Entries with figure data:
____________________

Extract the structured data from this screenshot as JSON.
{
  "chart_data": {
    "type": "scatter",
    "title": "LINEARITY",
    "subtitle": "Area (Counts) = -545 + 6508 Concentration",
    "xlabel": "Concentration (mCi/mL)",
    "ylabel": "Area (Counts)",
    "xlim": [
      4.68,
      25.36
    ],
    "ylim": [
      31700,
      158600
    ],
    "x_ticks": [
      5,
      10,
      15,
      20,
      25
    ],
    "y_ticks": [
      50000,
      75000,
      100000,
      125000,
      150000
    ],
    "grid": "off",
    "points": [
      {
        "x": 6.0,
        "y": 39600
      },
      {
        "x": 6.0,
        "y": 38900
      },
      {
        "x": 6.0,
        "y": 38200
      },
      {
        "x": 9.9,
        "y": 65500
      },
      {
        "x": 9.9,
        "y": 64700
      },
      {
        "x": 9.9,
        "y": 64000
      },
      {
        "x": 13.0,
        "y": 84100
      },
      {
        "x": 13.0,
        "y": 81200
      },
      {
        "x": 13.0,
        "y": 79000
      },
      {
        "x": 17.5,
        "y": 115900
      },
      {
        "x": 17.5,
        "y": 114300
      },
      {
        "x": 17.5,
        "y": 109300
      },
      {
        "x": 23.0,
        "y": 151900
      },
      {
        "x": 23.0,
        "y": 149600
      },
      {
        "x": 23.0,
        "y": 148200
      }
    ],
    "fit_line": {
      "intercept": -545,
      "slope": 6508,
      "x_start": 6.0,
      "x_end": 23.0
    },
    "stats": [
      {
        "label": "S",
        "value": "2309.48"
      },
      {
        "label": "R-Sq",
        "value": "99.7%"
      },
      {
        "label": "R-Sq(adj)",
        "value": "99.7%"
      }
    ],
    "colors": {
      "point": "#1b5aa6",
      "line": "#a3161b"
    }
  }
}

____________________

WHAT THE TASK REQUIRES> The lines above should be duplicated exactly.

EXPECTED OUTPUT>
Extract the structured data from this screenshot as JSON.
{
  "chart_data": {
    "type": "scatter",
    "title": "LINEARITY",
    "subtitle": "Area (Counts) = -545 + 6508 Concentration",
    "xlabel": "Concentration (mCi/mL)",
    "ylabel": "Area (Counts)",
    "xlim": [
      4.68,
      25.36
    ],
    "ylim": [
      31700,
      158600
    ],
    "x_ticks": [
      5,
      10,
      15,
      20,
      25
    ],
    "y_ticks": [
      50000,
      75000,
      100000,
      125000,
      150000
    ],
    "grid": "off",
    "points": [
      {
        "x": 6.0,
        "y": 39600
      },
      {
        "x": 6.0,
        "y": 38900
      },
      {
        "x": 6.0,
        "y": 38200
      },
      {
        "x": 9.9,
        "y": 65500
      },
      {
        "x": 9.9,
        "y": 64700
      },
      {
        "x": 9.9,
        "y": 64000
      },
      {
        "x": 13.0,
        "y": 84100
      },
      {
        "x": 13.0,
        "y": 81200
      },
      {
        "x": 13.0,
        "y": 79000
      },
      {
        "x": 17.5,
        "y": 115900
      },
      {
        "x": 17.5,
        "y": 114300
      },
      {
        "x": 17.5,
        "y": 109300
      },
      {
        "x": 23.0,
        "y": 151900
      },
      {
        "x": 23.0,
        "y": 149600
      },
      {
        "x": 23.0,
        "y": 148200
      }
    ],
    "fit_line": {
      "intercept": -545,
      "slope": 6508,
      "x_start": 6.0,
      "x_end": 23.0
    },
    "stats": [
      {
        "label": "S",
        "value": "2309.48"
      },
      {
        "label": "R-Sq",
        "value": "99.7%"
      },
      {
        "label": "R-Sq(adj)",
        "value": "99.7%"
      }
    ],
    "colors": {
      "point": "#1b5aa6",
      "line": "#a3161b"
    }
  }
}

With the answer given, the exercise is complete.